DIRECTION =>
Provide nothing but the number of lines containing the string "суток".

Dataset entries:
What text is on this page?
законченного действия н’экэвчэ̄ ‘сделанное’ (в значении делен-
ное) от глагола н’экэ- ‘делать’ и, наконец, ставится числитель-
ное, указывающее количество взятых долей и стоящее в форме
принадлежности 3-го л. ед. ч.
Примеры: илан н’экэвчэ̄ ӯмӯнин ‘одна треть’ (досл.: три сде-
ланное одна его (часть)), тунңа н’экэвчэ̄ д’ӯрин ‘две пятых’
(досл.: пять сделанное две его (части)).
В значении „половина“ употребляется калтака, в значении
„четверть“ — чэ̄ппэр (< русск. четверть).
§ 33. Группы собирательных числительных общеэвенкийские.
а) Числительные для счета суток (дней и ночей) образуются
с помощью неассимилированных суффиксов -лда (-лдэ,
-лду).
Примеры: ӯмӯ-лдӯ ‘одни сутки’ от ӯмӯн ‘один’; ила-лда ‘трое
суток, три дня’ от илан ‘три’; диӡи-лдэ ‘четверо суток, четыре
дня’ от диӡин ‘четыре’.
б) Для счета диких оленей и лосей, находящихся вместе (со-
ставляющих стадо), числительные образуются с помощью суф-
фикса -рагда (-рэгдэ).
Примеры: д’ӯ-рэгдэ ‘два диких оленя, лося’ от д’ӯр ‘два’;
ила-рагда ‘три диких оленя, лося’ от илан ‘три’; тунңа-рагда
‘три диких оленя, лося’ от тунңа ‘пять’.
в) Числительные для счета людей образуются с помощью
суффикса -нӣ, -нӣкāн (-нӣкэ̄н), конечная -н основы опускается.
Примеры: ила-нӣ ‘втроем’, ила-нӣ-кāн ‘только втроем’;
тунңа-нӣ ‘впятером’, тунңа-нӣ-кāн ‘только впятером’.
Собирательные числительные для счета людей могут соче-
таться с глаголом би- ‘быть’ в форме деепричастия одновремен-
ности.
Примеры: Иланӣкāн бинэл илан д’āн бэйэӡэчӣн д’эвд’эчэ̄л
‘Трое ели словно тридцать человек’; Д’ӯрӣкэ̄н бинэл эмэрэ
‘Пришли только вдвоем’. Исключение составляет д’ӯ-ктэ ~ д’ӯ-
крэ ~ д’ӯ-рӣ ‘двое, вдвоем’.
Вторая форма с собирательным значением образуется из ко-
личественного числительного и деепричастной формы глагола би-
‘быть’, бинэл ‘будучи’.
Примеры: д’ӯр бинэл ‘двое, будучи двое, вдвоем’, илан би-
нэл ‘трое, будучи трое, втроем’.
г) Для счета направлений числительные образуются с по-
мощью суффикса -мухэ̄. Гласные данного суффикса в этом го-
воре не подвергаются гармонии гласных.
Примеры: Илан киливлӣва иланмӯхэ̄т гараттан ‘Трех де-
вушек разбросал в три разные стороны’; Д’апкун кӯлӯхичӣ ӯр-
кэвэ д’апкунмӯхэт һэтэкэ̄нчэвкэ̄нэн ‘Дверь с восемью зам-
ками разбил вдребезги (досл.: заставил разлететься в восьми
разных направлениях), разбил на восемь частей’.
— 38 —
==
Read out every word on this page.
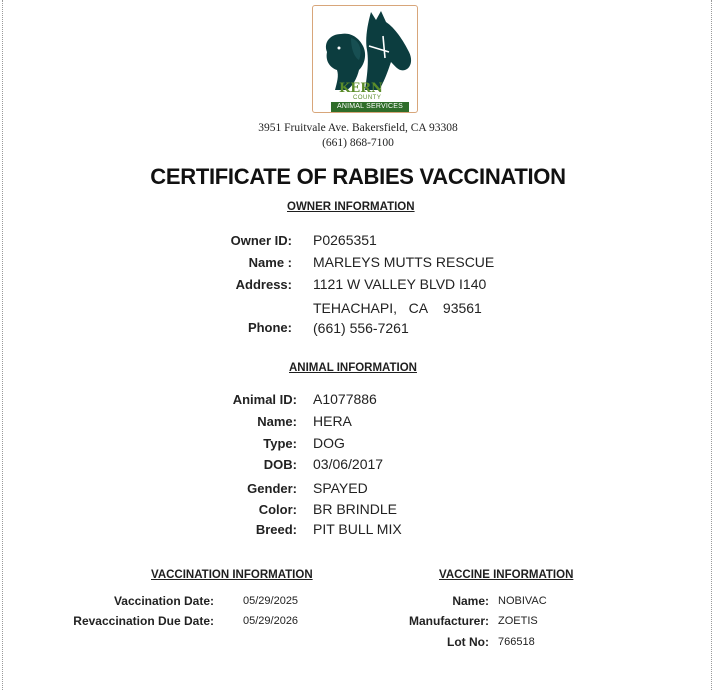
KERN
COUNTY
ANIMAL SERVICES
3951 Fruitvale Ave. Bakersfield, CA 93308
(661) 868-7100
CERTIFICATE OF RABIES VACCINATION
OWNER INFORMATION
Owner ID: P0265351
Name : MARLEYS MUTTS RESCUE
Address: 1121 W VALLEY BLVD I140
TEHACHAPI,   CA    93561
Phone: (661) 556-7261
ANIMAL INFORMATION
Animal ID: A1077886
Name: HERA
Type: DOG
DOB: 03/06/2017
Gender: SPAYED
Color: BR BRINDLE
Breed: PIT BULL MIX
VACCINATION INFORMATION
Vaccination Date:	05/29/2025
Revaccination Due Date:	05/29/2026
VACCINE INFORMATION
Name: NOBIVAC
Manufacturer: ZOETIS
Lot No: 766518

SOLUTION BELOW =>
2